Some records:
>> START
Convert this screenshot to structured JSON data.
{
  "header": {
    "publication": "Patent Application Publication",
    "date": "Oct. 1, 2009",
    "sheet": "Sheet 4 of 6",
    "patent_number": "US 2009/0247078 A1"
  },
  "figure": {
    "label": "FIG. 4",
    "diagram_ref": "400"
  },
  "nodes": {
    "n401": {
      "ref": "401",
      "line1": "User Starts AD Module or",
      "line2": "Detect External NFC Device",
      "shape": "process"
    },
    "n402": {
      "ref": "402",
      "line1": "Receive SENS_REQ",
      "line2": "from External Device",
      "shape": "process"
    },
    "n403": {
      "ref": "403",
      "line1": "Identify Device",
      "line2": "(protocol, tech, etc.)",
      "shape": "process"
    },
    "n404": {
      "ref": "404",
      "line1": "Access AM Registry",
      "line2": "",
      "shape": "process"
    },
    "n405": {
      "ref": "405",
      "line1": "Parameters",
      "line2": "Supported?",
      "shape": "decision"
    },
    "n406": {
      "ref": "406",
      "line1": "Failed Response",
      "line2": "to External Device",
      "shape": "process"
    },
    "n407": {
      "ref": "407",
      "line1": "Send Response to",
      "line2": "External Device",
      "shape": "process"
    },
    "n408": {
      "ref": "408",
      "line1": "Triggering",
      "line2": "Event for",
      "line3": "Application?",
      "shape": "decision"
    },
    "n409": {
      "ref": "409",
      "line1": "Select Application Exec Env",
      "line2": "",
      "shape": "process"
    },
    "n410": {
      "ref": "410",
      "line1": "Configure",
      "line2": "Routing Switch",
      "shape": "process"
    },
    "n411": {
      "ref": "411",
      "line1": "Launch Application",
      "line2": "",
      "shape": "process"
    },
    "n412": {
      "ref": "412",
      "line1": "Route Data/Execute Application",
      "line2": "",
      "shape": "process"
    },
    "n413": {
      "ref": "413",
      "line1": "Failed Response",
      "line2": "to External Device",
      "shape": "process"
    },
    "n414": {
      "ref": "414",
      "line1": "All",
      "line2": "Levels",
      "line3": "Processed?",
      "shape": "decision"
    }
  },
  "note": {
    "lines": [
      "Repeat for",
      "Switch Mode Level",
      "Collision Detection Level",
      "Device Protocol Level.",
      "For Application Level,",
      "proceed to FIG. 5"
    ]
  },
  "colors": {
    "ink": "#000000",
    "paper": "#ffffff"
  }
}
>> END
Task to complete: Return each line with "Switch".

Final result:
      "line2": "Routing Switch",
      "Switch Mode Level",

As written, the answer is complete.